+++ Working data +++

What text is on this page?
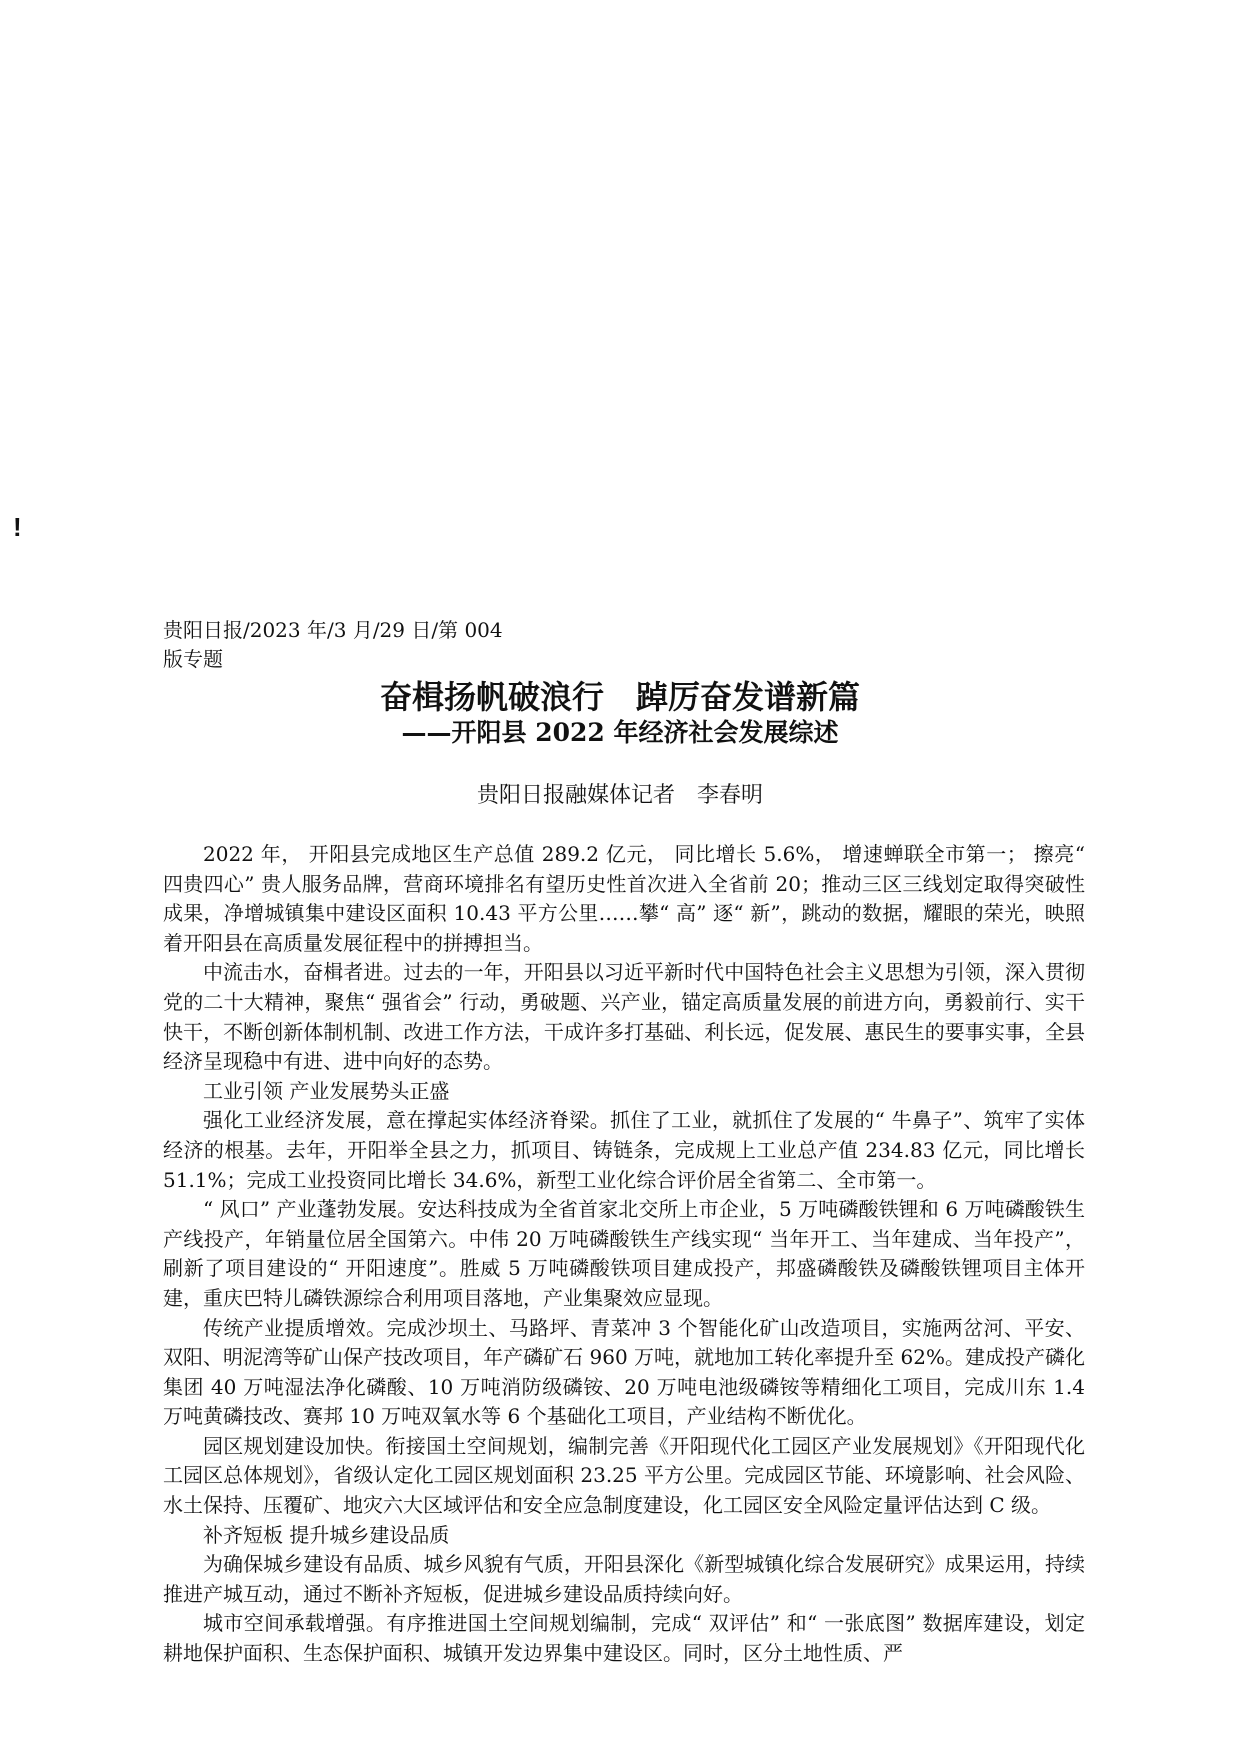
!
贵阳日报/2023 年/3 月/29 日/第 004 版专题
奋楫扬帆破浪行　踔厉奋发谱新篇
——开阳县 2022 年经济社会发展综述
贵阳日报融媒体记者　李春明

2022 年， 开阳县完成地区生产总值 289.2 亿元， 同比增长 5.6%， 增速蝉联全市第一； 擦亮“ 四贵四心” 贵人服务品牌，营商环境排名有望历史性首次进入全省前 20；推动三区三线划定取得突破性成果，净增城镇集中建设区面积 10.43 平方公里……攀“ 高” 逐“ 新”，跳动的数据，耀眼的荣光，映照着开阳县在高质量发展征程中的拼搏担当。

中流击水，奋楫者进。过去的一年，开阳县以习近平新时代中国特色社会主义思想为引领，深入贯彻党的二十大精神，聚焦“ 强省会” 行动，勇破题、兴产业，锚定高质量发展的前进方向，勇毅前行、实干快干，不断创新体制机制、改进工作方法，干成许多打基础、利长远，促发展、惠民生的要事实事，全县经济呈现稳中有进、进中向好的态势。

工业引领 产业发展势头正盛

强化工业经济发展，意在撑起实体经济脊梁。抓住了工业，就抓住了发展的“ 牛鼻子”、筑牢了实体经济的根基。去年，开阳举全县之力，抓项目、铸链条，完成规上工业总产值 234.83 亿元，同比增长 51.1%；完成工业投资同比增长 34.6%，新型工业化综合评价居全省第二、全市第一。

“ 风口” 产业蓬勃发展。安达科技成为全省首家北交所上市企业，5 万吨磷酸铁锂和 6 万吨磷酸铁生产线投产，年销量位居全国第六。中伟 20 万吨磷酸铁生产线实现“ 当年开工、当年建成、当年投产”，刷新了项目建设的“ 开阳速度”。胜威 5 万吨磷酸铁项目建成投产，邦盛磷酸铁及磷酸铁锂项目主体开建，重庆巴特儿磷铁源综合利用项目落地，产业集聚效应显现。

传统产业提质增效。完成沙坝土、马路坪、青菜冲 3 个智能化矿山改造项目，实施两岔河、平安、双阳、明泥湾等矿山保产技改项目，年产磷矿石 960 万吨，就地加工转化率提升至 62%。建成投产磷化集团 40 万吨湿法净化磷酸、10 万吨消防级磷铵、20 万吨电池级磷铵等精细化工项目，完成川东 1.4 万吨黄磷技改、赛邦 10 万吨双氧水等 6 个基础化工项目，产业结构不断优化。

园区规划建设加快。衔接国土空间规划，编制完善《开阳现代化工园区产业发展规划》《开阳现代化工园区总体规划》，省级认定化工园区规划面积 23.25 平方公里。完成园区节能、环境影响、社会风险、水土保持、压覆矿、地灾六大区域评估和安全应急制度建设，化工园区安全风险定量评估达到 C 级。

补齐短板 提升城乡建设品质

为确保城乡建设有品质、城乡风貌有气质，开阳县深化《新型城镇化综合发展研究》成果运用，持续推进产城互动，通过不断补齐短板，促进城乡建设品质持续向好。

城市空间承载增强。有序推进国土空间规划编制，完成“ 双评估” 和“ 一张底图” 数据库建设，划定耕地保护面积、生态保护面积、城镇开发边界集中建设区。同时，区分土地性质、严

+++

• What needs to be done:
Copy each line of the listing that contains the string "同比增长".

• Exercise output:
2022 年， 开阳县完成地区生产总值 289.2 亿元， 同比增长 5.6%， 增速蝉联全市第一； 擦亮“ 四贵四心” 贵人服务品牌，营商环境排名有望历史性首次进入全省前 20；推动三区三线划定取得突破性成果，净增城镇集中建设区面积 10.43 平方公里……攀“ 高” 逐“ 新”，跳动的数据，耀眼的荣光，映照着开阳县在高质量发展征程中的拼搏担当。
强化工业经济发展，意在撑起实体经济脊梁。抓住了工业，就抓住了发展的“ 牛鼻子”、筑牢了实体经济的根基。去年，开阳举全县之力，抓项目、铸链条，完成规上工业总产值 234.83 亿元，同比增长 51.1%；完成工业投资同比增长 34.6%，新型工业化综合评价居全省第二、全市第一。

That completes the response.